WHAT TO PRODUCE: Please find all lines in the data that hold the string "Feature" and copy them.

RECORDS FOR PROCESSING:
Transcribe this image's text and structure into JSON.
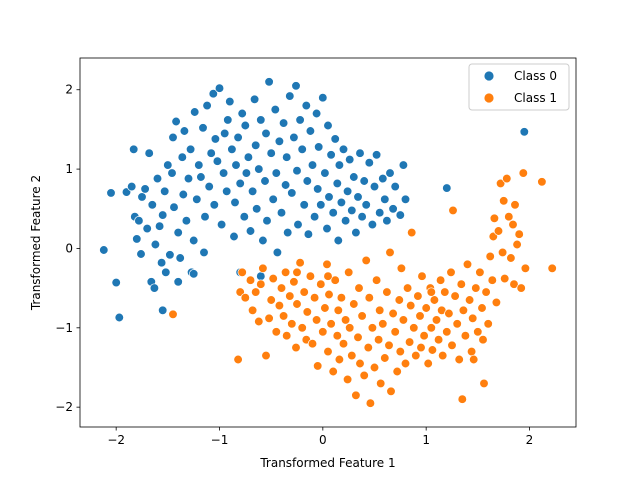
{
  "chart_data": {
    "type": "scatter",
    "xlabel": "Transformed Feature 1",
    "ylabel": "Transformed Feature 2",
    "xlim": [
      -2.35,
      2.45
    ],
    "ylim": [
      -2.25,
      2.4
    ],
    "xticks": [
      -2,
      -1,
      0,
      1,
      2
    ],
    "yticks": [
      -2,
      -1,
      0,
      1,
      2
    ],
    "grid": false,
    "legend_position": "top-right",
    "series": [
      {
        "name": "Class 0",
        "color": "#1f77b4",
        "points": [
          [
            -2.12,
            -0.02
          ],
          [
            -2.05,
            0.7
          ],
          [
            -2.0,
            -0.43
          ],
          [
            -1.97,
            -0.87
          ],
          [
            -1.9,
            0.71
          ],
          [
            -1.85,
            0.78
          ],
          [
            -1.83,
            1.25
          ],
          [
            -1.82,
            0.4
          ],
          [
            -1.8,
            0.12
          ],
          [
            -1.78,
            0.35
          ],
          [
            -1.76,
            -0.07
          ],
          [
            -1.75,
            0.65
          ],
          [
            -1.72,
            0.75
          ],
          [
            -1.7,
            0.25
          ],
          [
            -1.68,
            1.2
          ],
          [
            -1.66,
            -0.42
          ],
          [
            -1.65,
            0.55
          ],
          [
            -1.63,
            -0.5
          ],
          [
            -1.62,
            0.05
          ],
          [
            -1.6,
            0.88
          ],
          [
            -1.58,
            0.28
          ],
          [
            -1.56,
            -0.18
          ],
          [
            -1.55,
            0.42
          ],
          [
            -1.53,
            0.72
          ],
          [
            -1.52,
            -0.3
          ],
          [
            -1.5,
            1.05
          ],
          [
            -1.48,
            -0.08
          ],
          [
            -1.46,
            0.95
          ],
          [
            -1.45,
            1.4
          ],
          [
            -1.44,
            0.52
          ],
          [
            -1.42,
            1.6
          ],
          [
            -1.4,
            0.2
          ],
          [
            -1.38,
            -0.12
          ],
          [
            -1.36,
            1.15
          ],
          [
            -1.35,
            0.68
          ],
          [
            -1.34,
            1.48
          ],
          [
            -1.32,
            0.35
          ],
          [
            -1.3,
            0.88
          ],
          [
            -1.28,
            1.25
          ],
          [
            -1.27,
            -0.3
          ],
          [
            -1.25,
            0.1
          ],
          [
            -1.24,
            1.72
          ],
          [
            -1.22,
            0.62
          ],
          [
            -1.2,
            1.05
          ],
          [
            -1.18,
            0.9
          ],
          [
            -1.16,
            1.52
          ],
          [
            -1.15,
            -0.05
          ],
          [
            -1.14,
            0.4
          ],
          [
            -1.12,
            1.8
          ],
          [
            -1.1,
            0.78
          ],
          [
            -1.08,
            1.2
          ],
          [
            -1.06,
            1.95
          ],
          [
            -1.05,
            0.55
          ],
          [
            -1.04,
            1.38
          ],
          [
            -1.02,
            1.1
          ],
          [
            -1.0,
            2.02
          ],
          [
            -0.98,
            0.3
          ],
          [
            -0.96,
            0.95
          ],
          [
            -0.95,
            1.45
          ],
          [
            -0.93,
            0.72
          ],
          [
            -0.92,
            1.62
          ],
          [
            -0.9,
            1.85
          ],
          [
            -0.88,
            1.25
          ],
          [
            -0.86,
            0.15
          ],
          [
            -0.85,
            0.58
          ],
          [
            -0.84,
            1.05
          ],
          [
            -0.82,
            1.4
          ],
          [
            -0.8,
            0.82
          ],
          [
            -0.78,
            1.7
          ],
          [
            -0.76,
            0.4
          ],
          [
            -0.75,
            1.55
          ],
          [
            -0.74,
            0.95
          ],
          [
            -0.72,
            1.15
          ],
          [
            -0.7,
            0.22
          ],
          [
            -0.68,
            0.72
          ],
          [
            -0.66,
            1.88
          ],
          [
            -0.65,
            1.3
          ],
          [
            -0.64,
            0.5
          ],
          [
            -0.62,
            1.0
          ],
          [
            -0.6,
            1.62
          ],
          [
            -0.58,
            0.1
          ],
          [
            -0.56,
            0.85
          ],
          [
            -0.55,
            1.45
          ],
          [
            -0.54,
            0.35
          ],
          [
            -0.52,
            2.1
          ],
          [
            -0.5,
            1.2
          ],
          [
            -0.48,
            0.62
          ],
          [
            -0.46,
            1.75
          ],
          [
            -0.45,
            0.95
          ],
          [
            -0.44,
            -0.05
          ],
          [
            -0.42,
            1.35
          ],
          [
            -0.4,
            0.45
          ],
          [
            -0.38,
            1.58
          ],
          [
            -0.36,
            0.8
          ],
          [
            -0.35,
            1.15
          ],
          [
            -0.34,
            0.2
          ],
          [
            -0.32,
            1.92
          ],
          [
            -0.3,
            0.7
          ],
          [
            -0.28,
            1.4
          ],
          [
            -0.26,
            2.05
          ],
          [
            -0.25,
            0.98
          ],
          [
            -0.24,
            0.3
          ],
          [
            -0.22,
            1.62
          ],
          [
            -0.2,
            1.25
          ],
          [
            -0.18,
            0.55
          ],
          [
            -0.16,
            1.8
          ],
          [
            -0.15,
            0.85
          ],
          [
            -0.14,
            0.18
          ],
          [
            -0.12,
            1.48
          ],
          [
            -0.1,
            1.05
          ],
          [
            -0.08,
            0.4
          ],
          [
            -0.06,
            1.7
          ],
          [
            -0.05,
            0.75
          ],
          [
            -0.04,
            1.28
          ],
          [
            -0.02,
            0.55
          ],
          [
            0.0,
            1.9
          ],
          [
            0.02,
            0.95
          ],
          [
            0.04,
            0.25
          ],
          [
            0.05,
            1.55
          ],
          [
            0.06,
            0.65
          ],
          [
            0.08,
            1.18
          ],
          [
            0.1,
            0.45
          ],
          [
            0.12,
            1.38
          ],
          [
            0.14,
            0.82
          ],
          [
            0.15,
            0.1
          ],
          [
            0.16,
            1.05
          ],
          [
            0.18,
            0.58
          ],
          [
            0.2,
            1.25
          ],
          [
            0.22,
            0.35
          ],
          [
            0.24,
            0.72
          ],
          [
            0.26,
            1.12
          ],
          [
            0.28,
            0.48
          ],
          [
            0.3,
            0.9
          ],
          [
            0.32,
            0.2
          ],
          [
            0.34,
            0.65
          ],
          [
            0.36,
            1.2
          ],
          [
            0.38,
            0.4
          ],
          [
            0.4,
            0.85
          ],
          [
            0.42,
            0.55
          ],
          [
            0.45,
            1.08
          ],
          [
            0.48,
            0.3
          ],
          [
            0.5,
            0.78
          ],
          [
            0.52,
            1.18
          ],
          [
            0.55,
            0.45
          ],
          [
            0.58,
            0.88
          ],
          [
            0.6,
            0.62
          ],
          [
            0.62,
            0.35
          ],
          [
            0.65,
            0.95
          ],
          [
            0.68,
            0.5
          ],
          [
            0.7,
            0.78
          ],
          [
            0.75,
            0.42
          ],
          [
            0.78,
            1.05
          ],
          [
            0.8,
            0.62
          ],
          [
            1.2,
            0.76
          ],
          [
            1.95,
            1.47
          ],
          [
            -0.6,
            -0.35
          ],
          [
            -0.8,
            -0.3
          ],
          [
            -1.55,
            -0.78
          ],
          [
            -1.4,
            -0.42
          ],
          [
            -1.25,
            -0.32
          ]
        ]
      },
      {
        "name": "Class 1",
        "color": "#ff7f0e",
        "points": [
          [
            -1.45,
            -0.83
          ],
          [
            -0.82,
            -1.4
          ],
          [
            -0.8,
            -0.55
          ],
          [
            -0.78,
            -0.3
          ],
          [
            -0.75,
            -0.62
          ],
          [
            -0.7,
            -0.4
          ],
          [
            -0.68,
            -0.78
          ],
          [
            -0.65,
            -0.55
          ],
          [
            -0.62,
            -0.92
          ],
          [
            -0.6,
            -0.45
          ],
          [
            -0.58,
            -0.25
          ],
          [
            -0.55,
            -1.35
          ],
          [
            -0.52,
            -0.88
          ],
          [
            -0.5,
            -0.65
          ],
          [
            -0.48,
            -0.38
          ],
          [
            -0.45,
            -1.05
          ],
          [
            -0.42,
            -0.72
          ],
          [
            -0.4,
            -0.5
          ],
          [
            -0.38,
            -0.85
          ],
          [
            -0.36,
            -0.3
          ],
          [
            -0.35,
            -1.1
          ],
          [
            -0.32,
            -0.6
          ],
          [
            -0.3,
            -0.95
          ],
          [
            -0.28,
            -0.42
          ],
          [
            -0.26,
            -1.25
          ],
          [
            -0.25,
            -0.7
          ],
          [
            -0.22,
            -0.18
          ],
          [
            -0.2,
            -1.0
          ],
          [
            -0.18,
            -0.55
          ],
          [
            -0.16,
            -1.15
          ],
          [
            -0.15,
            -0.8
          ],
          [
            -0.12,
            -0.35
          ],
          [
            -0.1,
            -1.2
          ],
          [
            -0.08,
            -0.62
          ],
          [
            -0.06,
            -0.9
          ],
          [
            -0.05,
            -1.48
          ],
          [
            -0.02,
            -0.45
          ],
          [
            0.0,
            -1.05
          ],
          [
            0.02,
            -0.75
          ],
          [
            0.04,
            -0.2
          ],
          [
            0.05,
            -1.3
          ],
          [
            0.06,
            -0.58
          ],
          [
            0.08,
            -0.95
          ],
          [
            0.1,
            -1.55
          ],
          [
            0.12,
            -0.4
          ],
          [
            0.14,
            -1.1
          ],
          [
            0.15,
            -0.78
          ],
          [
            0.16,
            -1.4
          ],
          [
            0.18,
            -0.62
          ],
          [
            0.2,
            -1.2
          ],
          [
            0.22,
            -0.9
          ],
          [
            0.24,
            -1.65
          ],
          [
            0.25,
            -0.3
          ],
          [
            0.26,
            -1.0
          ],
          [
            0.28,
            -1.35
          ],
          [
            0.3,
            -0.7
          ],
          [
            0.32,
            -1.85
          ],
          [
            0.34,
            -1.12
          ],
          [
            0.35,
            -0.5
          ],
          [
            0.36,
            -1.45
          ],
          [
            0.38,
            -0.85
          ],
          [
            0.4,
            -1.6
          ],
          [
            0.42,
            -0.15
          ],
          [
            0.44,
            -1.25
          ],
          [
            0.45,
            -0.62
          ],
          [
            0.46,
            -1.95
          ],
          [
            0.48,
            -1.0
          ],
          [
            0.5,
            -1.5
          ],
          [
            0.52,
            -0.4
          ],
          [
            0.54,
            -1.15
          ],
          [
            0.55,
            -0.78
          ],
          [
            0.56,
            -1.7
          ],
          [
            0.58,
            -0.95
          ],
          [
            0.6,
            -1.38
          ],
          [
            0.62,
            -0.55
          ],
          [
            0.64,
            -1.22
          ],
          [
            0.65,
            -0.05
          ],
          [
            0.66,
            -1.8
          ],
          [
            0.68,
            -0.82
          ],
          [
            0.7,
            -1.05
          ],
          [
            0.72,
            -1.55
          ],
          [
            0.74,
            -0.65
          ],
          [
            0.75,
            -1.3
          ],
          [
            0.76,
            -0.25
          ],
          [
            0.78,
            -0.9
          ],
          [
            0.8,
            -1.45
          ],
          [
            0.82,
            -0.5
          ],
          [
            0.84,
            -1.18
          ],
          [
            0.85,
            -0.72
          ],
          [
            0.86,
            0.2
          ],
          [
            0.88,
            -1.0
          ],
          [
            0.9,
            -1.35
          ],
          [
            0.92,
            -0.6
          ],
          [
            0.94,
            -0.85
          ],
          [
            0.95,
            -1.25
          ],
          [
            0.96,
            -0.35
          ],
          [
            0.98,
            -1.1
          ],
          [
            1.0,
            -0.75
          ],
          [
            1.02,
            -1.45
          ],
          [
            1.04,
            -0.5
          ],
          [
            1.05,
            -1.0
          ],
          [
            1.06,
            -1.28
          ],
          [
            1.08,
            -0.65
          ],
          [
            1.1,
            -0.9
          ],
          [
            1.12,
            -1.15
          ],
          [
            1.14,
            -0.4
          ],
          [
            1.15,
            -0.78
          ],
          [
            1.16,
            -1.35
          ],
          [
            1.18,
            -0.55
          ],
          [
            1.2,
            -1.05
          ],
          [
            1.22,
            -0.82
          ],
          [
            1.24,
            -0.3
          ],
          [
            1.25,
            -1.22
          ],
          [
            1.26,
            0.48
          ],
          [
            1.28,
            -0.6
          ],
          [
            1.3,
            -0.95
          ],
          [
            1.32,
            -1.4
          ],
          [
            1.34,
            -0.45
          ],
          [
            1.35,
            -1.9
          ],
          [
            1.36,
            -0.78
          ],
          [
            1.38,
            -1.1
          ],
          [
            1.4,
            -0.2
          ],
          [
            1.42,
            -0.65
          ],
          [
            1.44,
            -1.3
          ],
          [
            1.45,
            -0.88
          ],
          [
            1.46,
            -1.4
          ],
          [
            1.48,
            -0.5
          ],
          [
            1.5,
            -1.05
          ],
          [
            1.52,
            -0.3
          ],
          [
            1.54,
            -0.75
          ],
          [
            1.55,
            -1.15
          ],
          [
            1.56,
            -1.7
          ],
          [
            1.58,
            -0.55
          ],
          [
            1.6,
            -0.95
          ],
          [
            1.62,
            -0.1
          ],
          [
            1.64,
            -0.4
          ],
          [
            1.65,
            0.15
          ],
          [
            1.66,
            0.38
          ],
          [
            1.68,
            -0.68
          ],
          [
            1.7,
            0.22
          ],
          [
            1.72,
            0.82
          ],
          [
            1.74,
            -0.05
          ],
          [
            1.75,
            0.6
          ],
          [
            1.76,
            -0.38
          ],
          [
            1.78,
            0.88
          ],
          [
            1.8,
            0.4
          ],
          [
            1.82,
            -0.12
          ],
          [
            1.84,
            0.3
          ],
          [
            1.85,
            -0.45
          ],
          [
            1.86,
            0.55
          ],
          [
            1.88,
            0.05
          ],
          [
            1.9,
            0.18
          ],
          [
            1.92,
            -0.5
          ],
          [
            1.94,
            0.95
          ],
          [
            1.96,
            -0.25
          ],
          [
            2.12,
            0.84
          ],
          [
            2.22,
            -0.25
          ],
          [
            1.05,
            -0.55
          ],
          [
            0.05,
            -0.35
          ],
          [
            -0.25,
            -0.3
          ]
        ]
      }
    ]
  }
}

SOLVED EXERCISE:
    "xlabel": "Transformed Feature 1",
    "ylabel": "Transformed Feature 2",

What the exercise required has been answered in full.